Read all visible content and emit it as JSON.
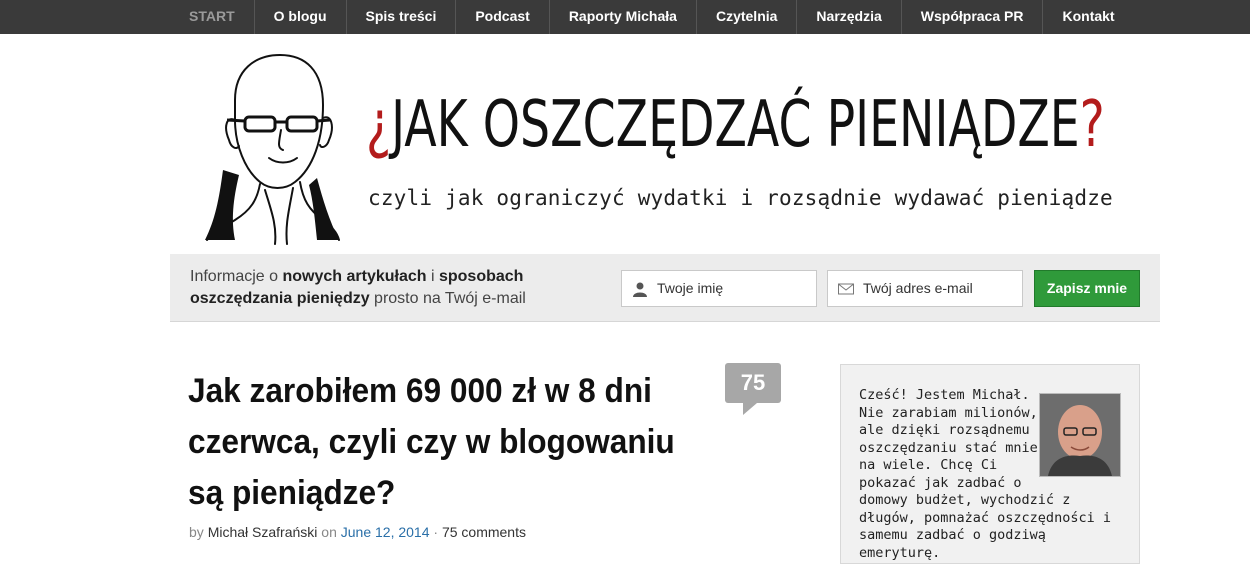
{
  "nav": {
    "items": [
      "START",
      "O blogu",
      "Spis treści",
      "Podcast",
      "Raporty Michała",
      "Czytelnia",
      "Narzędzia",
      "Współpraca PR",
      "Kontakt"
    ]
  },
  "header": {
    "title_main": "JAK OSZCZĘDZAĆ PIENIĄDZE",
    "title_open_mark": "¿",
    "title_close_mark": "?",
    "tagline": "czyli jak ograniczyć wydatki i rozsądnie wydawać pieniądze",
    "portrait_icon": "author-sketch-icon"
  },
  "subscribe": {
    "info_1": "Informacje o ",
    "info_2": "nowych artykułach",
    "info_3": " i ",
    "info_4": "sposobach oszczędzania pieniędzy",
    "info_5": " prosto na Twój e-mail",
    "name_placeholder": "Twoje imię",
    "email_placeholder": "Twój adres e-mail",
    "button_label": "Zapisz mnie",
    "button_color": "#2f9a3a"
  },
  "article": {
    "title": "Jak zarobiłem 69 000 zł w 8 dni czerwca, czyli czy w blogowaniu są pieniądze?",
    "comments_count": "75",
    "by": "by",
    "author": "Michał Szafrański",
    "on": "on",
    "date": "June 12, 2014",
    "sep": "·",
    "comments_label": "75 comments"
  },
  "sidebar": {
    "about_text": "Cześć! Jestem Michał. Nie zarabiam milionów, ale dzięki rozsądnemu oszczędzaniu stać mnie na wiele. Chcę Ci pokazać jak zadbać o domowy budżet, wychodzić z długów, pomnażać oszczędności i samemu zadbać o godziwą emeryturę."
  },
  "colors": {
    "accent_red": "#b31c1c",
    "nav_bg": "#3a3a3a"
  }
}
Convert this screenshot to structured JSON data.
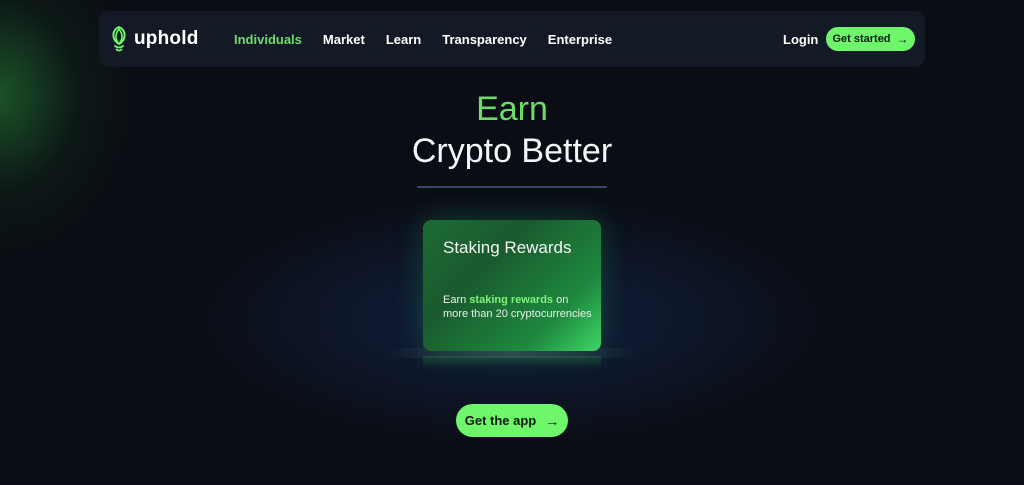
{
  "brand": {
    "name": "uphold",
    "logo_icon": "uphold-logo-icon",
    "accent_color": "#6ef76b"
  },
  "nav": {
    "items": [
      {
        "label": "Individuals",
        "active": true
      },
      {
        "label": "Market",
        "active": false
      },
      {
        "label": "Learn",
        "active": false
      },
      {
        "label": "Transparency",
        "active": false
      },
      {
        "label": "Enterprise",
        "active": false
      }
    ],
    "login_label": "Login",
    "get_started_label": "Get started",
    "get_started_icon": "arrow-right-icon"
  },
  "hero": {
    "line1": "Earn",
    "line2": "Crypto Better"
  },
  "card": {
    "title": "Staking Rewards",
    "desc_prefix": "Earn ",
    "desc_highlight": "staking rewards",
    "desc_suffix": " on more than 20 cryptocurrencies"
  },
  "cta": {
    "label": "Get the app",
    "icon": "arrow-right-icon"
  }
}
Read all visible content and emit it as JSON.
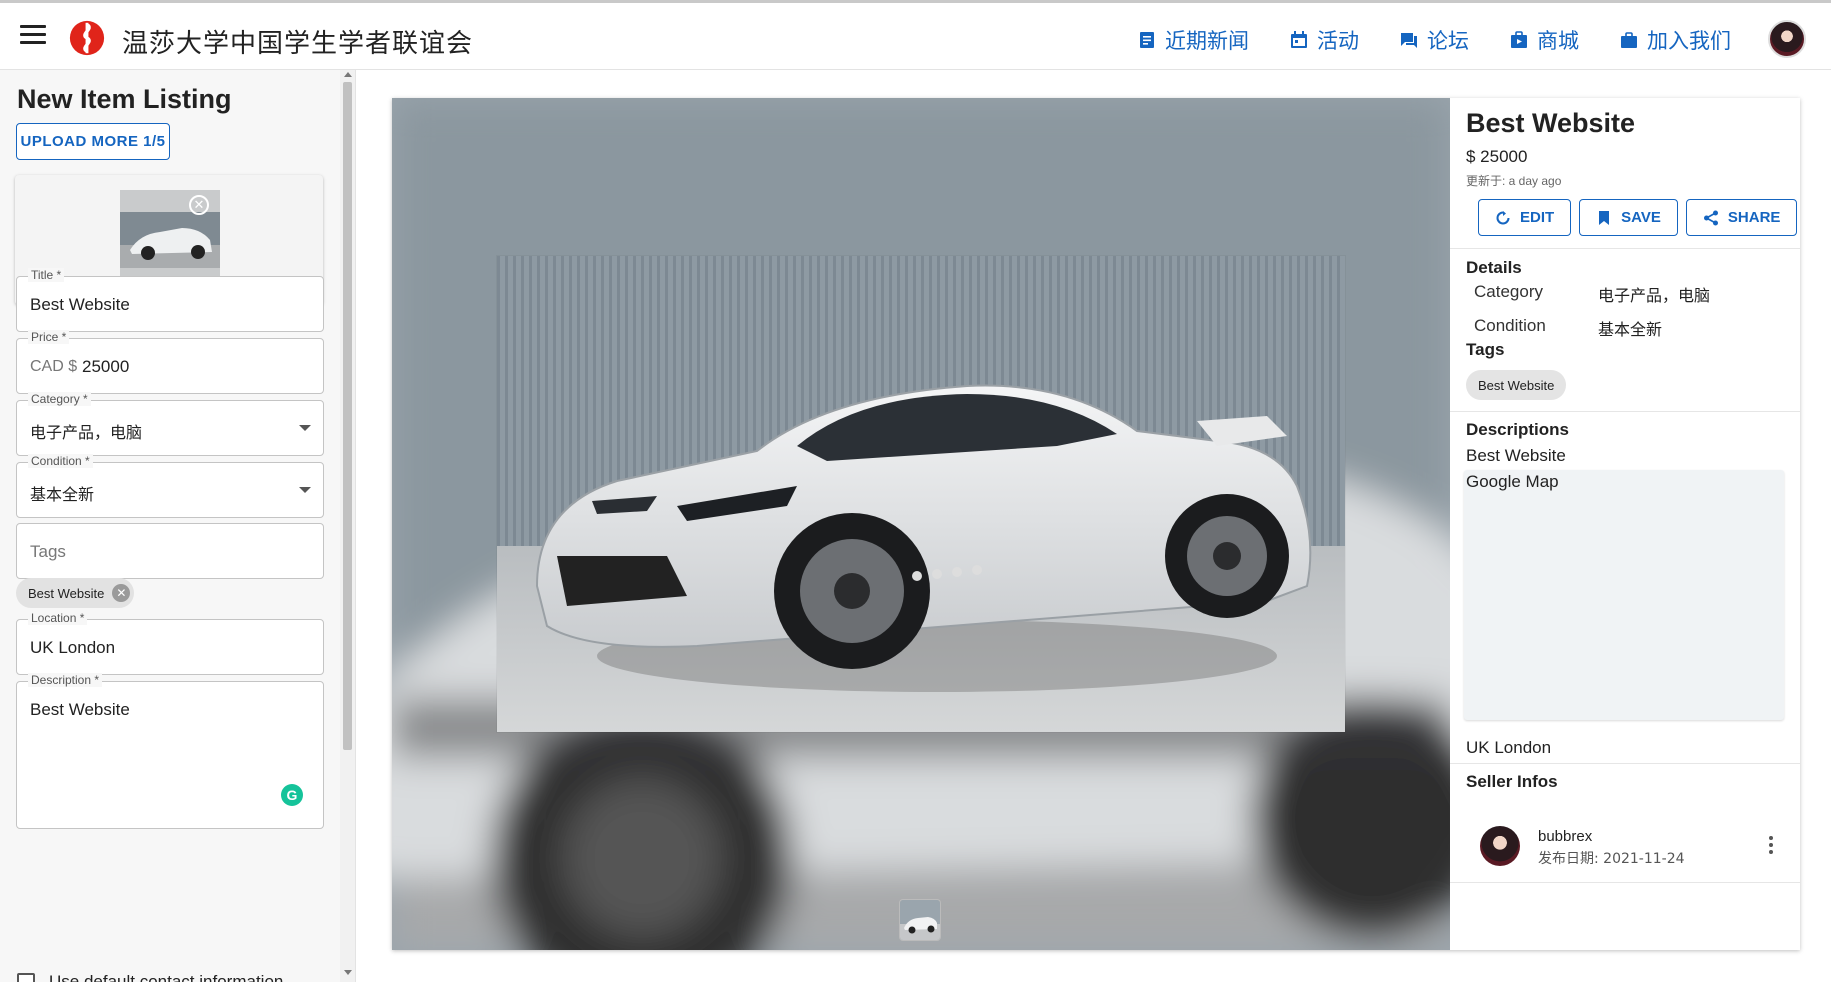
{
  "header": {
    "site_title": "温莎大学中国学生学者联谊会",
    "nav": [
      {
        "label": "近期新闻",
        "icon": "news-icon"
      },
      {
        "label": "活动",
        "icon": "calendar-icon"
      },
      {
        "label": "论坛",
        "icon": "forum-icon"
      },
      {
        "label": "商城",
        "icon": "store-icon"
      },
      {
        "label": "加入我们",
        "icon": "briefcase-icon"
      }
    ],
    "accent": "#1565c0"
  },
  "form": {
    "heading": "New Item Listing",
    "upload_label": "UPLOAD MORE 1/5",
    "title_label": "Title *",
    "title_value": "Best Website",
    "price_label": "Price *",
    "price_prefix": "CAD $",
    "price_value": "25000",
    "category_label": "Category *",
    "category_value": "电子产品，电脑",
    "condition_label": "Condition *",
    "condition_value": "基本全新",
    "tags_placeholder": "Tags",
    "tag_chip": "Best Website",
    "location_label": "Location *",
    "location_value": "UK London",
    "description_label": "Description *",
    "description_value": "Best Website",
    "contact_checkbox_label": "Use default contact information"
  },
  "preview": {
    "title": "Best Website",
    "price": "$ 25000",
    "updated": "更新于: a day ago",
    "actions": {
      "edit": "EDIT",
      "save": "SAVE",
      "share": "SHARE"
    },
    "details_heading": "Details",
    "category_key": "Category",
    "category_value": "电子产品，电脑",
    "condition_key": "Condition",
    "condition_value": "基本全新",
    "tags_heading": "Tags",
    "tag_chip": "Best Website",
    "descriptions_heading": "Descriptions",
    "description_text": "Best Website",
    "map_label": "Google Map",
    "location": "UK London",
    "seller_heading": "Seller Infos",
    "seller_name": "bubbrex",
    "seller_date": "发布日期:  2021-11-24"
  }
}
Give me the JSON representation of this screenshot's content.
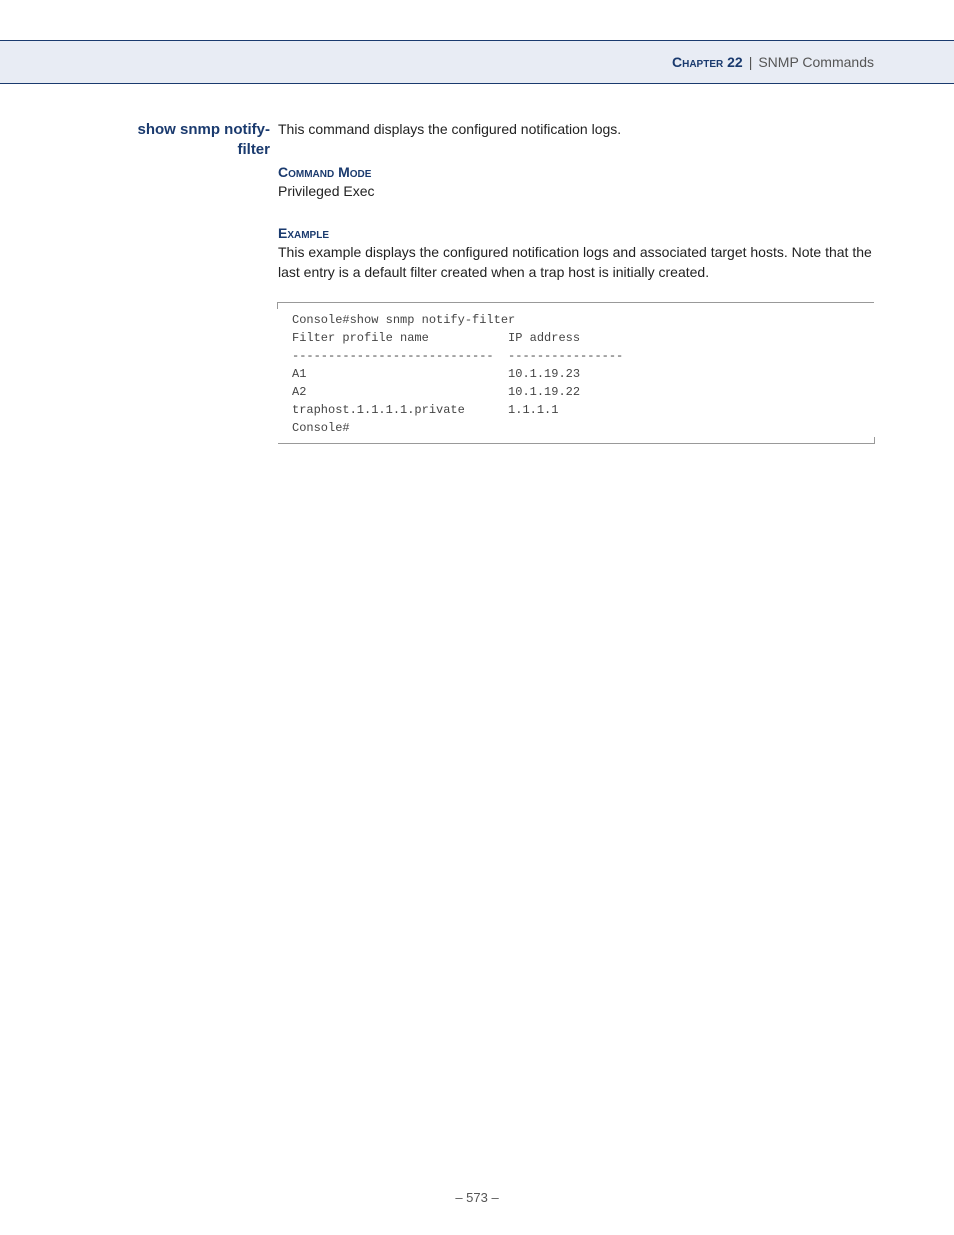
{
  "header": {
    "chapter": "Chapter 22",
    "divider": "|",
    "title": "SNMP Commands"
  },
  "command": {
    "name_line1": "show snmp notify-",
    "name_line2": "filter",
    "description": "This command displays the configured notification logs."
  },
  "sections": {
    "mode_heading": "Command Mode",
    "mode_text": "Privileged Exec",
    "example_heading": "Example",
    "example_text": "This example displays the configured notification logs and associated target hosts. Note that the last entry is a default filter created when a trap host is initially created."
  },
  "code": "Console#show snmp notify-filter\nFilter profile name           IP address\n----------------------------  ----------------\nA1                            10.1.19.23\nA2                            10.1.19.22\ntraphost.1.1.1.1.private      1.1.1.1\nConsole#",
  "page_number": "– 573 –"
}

****************************************

▶ **What this task involves**: Take the data above and repeat it exactly, leaving each picture out.

▶ **Finished task**:
Read all visible content and emit it as JSON.
{
  "nav": {
    "items": [
      "START",
      "O blogu",
      "Spis treści",
      "Podcast",
      "Raporty Michała",
      "Czytelnia",
      "Narzędzia",
      "Współpraca PR",
      "Kontakt"
    ]
  },
  "header": {
    "title_main": "JAK OSZCZĘDZAĆ PIENIĄDZE",
    "title_open_mark": "¿",
    "title_close_mark": "?",
    "tagline": "czyli jak ograniczyć wydatki i rozsądnie wydawać pieniądze",
    "portrait_icon": "author-sketch-icon"
  },
  "subscribe": {
    "info_1": "Informacje o ",
    "info_2": "nowych artykułach",
    "info_3": " i ",
    "info_4": "sposobach oszczędzania pieniędzy",
    "info_5": " prosto na Twój e-mail",
    "name_placeholder": "Twoje imię",
    "email_placeholder": "Twój adres e-mail",
    "button_label": "Zapisz mnie",
    "button_color": "#2f9a3a"
  },
  "article": {
    "title": "Jak zarobiłem 69 000 zł w 8 dni czerwca, czyli czy w blogowaniu są pieniądze?",
    "comments_count": "75",
    "by": "by",
    "author": "Michał Szafrański",
    "on": "on",
    "date": "June 12, 2014",
    "sep": "·",
    "comments_label": "75 comments"
  },
  "sidebar": {
    "about_text": "Cześć! Jestem Michał. Nie zarabiam milionów, ale dzięki rozsądnemu oszczędzaniu stać mnie na wiele. Chcę Ci pokazać jak zadbać o domowy budżet, wychodzić z długów, pomnażać oszczędności i samemu zadbać o godziwą emeryturę."
  },
  "colors": {
    "accent_red": "#b31c1c",
    "nav_bg": "#3a3a3a"
  }
}
Convert this screenshot to structured JSON data.
{
  "brand": {
    "name": "uphold",
    "logo_icon": "uphold-logo-icon",
    "accent_color": "#6ef76b"
  },
  "nav": {
    "items": [
      {
        "label": "Individuals",
        "active": true
      },
      {
        "label": "Market",
        "active": false
      },
      {
        "label": "Learn",
        "active": false
      },
      {
        "label": "Transparency",
        "active": false
      },
      {
        "label": "Enterprise",
        "active": false
      }
    ],
    "login_label": "Login",
    "get_started_label": "Get started",
    "get_started_icon": "arrow-right-icon"
  },
  "hero": {
    "line1": "Earn",
    "line2": "Crypto Better"
  },
  "card": {
    "title": "Staking Rewards",
    "desc_prefix": "Earn ",
    "desc_highlight": "staking rewards",
    "desc_suffix": " on more than 20 cryptocurrencies"
  },
  "cta": {
    "label": "Get the app",
    "icon": "arrow-right-icon"
  }
}
Read all visible content and emit it as JSON.
{
  "header": {
    "site_title": "温莎大学中国学生学者联谊会",
    "nav": [
      {
        "label": "近期新闻",
        "icon": "news-icon"
      },
      {
        "label": "活动",
        "icon": "calendar-icon"
      },
      {
        "label": "论坛",
        "icon": "forum-icon"
      },
      {
        "label": "商城",
        "icon": "store-icon"
      },
      {
        "label": "加入我们",
        "icon": "briefcase-icon"
      }
    ],
    "accent": "#1565c0"
  },
  "form": {
    "heading": "New Item Listing",
    "upload_label": "UPLOAD MORE 1/5",
    "title_label": "Title *",
    "title_value": "Best Website",
    "price_label": "Price *",
    "price_prefix": "CAD $",
    "price_value": "25000",
    "category_label": "Category *",
    "category_value": "电子产品，电脑",
    "condition_label": "Condition *",
    "condition_value": "基本全新",
    "tags_placeholder": "Tags",
    "tag_chip": "Best Website",
    "location_label": "Location *",
    "location_value": "UK London",
    "description_label": "Description *",
    "description_value": "Best Website",
    "contact_checkbox_label": "Use default contact information"
  },
  "preview": {
    "title": "Best Website",
    "price": "$ 25000",
    "updated": "更新于: a day ago",
    "actions": {
      "edit": "EDIT",
      "save": "SAVE",
      "share": "SHARE"
    },
    "details_heading": "Details",
    "category_key": "Category",
    "category_value": "电子产品，电脑",
    "condition_key": "Condition",
    "condition_value": "基本全新",
    "tags_heading": "Tags",
    "tag_chip": "Best Website",
    "descriptions_heading": "Descriptions",
    "description_text": "Best Website",
    "map_label": "Google Map",
    "location": "UK London",
    "seller_heading": "Seller Infos",
    "seller_name": "bubbrex",
    "seller_date": "发布日期:  2021-11-24"
  }
}
Give me the JSON representation of this screenshot's content.
{
  "header": {
    "chapter": "Chapter 22",
    "divider": "|",
    "title": "SNMP Commands"
  },
  "command": {
    "name_line1": "show snmp notify-",
    "name_line2": "filter",
    "description": "This command displays the configured notification logs."
  },
  "sections": {
    "mode_heading": "Command Mode",
    "mode_text": "Privileged Exec",
    "example_heading": "Example",
    "example_text": "This example displays the configured notification logs and associated target hosts. Note that the last entry is a default filter created when a trap host is initially created."
  },
  "code": "Console#show snmp notify-filter\nFilter profile name           IP address\n----------------------------  ----------------\nA1                            10.1.19.23\nA2                            10.1.19.22\ntraphost.1.1.1.1.private      1.1.1.1\nConsole#",
  "page_number": "– 573 –"
}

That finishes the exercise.